Dataset rows
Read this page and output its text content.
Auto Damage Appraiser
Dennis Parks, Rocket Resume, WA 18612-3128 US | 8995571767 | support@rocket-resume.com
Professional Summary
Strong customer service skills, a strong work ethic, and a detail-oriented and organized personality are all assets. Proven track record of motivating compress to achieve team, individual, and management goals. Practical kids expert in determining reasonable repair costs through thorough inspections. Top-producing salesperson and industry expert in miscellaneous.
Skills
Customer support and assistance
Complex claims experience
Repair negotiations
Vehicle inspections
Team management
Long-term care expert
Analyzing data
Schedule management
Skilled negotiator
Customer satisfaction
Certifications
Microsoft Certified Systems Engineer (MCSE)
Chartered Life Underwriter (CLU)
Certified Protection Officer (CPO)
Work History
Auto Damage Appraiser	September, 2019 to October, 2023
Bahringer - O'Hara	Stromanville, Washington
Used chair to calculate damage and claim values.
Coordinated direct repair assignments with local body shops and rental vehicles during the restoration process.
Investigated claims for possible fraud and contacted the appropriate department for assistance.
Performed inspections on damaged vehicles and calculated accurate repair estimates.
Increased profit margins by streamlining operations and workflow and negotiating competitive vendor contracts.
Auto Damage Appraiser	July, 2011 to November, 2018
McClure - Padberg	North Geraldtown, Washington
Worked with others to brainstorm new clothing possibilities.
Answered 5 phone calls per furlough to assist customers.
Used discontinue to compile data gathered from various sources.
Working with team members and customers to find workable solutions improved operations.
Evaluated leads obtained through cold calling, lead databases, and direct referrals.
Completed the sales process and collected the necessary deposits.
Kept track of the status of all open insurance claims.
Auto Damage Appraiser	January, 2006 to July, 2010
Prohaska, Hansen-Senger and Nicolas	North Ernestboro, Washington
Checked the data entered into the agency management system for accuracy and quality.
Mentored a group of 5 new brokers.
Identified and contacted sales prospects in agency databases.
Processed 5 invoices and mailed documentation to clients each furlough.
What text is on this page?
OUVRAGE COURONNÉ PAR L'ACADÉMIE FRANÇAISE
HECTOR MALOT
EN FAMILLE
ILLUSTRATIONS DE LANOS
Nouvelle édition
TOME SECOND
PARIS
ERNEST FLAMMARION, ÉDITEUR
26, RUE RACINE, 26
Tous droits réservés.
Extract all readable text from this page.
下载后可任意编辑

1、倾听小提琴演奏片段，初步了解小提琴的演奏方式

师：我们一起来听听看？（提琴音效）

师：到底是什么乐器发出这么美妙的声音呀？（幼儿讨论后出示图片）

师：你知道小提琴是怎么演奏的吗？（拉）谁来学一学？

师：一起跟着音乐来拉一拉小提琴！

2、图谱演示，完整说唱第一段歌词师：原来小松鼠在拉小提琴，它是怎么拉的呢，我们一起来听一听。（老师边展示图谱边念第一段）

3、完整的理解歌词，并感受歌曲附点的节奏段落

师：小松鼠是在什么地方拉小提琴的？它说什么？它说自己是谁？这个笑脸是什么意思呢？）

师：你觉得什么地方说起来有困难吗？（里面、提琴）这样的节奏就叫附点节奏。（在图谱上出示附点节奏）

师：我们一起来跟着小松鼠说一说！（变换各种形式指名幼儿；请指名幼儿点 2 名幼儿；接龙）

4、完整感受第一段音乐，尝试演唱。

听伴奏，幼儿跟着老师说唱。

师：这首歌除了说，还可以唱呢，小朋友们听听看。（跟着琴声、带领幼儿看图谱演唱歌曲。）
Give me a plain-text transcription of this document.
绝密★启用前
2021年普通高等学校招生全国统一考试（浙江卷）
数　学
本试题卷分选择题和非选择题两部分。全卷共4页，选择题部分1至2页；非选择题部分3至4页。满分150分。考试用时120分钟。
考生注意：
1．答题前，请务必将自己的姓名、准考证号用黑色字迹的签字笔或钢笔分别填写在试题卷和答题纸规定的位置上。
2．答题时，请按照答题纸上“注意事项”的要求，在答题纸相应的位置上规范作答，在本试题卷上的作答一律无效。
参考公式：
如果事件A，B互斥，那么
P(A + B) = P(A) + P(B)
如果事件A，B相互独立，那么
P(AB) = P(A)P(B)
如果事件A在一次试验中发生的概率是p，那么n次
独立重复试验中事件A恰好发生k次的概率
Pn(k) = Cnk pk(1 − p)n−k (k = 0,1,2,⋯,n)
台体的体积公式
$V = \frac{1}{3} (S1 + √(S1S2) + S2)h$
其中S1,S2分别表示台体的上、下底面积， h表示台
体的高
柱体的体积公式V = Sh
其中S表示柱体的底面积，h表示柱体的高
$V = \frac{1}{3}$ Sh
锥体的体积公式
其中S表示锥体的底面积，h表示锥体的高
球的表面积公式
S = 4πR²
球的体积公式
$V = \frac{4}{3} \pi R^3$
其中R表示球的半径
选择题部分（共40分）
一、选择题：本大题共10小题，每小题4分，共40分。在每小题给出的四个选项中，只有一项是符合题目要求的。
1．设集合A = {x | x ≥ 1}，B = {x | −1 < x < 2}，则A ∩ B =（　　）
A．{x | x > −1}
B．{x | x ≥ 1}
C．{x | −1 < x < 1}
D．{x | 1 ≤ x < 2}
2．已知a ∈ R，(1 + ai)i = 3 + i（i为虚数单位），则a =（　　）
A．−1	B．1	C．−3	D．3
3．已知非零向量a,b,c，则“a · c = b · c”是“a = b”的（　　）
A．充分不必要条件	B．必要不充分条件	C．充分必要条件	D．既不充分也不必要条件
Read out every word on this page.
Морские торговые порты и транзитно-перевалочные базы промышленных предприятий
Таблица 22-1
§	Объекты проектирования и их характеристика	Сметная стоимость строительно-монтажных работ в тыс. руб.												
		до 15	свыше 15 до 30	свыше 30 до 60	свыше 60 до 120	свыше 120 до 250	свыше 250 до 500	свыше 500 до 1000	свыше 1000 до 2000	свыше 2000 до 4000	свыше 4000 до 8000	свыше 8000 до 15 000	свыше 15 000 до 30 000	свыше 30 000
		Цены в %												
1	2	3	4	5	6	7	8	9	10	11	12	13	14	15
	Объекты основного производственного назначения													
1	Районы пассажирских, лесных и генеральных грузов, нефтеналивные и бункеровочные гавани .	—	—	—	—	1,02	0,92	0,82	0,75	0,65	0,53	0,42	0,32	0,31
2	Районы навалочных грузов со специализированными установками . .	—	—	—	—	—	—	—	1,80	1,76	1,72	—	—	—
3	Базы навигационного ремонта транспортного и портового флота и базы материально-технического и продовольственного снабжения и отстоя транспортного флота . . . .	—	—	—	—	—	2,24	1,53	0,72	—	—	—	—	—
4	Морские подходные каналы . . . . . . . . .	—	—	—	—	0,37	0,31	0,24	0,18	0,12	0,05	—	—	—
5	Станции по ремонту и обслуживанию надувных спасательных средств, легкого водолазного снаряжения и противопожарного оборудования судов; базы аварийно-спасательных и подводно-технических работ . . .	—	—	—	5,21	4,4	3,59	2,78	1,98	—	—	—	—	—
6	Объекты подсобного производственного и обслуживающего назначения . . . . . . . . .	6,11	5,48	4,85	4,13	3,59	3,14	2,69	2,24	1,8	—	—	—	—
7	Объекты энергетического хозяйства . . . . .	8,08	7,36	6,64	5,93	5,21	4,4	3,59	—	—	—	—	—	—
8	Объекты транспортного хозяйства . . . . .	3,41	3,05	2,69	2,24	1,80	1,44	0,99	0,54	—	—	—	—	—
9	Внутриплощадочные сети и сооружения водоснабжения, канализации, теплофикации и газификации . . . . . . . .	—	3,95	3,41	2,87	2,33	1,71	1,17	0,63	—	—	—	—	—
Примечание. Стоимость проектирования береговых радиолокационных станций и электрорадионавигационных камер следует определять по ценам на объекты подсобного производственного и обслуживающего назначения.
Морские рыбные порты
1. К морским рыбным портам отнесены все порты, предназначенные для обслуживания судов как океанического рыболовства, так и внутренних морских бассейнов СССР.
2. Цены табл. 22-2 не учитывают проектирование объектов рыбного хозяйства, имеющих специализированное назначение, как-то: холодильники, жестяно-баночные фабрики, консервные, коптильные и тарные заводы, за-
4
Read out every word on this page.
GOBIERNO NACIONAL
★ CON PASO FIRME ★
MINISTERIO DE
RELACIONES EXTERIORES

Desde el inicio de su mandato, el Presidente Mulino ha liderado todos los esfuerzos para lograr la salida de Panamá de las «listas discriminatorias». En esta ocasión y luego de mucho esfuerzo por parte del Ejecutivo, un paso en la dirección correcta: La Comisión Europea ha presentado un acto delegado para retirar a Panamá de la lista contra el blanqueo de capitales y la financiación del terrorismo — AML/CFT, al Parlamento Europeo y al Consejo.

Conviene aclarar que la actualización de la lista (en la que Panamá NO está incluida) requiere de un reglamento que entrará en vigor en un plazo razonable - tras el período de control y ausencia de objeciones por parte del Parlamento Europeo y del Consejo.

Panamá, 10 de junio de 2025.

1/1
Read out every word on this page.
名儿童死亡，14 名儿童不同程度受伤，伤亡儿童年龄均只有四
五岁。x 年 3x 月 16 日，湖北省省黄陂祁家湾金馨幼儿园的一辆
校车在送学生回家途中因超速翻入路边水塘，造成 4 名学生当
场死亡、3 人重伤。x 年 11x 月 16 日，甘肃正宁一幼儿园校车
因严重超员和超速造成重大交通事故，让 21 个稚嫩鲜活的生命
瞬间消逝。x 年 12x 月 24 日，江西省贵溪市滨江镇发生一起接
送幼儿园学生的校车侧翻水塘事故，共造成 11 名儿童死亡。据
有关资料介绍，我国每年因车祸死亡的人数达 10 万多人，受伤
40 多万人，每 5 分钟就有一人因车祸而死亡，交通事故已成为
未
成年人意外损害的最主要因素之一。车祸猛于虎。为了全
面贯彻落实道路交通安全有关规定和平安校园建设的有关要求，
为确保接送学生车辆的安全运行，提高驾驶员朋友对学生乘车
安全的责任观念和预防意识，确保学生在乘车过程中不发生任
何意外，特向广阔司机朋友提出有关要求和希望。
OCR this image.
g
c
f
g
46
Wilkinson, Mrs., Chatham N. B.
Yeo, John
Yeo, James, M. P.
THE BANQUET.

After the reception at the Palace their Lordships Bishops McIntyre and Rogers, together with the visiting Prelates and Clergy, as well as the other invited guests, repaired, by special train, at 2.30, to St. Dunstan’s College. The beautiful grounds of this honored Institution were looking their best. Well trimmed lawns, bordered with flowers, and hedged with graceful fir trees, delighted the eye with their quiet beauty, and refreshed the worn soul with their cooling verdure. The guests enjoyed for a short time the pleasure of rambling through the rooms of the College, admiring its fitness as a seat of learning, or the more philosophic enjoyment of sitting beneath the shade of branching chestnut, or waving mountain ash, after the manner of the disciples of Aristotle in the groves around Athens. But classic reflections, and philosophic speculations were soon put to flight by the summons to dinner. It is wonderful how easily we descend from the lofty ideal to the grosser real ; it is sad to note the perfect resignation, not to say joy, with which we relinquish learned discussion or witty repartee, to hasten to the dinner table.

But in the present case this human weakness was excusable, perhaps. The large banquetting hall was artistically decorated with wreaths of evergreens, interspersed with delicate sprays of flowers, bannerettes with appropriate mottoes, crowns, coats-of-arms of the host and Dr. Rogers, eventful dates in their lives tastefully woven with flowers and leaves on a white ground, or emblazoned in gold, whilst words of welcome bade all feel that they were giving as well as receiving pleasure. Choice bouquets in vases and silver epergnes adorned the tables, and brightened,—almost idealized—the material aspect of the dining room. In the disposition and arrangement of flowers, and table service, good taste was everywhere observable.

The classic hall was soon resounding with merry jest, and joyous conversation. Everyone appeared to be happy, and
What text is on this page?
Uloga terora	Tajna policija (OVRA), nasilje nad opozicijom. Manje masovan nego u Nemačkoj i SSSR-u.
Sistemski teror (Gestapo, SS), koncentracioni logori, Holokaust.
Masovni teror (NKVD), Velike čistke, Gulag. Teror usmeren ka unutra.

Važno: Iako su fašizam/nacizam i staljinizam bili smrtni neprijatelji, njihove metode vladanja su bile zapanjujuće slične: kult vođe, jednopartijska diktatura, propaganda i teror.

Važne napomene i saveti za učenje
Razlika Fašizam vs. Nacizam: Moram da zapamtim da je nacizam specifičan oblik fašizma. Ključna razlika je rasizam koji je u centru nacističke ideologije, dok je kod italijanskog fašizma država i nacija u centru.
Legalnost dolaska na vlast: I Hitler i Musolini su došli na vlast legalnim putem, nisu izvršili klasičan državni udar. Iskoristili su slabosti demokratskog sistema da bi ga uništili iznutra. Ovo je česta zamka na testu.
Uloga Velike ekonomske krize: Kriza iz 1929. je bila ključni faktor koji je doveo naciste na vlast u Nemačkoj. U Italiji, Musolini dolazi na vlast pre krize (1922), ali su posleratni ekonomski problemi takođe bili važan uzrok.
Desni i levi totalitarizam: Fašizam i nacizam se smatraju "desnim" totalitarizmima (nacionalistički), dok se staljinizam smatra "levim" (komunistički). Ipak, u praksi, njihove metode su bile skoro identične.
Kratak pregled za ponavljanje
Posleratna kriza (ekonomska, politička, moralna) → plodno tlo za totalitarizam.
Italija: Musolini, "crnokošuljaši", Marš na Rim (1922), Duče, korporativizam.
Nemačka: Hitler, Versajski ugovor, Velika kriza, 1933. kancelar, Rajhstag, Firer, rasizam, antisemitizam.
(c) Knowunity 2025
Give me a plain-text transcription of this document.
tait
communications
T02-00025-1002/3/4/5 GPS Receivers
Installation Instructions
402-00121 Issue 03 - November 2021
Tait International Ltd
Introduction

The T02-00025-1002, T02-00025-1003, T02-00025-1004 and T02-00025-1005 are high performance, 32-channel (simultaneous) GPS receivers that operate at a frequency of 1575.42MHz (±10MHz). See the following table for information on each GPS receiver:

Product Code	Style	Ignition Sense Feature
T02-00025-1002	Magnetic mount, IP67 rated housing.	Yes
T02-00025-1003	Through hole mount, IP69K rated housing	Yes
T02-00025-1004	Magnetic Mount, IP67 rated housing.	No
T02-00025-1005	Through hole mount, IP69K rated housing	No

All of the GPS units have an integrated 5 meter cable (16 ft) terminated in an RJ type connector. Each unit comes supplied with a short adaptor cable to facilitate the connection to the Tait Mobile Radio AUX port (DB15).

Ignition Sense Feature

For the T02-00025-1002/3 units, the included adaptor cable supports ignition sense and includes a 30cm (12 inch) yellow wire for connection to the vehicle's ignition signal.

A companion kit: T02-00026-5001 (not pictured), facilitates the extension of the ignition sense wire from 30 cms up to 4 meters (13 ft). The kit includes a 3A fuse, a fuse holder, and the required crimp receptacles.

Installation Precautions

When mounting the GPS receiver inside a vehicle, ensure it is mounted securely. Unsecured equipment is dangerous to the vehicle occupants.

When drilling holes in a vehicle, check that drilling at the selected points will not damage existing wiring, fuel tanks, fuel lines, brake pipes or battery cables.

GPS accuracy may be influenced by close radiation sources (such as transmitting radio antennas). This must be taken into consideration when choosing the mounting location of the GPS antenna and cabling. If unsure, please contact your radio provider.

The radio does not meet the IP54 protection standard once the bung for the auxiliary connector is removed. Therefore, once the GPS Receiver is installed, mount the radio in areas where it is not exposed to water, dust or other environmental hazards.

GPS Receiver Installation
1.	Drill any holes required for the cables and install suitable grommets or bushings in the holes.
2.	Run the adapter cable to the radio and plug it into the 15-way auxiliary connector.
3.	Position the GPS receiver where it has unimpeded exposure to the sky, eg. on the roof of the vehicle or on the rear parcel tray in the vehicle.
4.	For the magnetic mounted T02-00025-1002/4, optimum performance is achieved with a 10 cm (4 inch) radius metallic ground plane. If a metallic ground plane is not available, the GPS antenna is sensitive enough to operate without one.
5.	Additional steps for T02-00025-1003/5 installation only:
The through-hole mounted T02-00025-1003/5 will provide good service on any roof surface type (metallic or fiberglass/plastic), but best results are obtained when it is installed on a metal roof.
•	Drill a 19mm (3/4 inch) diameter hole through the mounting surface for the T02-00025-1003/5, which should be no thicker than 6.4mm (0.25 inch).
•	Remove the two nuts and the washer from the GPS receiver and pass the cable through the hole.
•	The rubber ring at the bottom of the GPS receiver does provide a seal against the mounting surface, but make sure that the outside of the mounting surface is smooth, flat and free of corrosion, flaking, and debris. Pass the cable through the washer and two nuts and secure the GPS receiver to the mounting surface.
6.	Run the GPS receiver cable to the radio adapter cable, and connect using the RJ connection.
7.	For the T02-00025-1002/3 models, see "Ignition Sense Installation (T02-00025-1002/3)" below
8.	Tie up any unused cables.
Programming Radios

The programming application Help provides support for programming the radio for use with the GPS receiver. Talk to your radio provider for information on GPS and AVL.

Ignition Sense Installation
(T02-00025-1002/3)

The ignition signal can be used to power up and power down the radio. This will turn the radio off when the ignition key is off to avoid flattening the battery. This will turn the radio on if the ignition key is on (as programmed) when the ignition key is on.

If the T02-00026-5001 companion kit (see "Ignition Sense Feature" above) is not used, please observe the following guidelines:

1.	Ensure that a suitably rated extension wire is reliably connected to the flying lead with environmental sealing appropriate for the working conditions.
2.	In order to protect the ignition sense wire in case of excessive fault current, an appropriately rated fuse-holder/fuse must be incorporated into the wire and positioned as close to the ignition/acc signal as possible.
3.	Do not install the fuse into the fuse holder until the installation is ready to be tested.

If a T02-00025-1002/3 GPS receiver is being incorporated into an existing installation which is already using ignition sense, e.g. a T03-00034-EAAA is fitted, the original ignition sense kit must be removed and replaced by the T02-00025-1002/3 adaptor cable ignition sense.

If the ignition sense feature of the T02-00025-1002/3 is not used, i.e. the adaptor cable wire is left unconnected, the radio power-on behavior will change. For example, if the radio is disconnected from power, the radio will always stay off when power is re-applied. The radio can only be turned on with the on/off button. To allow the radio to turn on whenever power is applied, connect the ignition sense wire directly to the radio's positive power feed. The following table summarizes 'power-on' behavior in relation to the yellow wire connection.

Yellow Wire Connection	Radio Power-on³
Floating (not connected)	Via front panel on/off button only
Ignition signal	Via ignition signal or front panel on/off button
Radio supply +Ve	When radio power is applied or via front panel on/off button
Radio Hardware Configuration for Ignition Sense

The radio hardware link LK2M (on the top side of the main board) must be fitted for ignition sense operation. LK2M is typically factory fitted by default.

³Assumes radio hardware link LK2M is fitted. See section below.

Written instruction
Gather each line of the listing containing the word "possible" and show it.

Exercise solution
Investigated claims for possible fraud and contacted the appropriate department for assistance.
2.	In order to protect the ignition sense wire in case of excessive fault current, an appropriately rated fuse-holder/fuse must be incorporated into the wire and positioned as close to the ignition/acc signal as possible.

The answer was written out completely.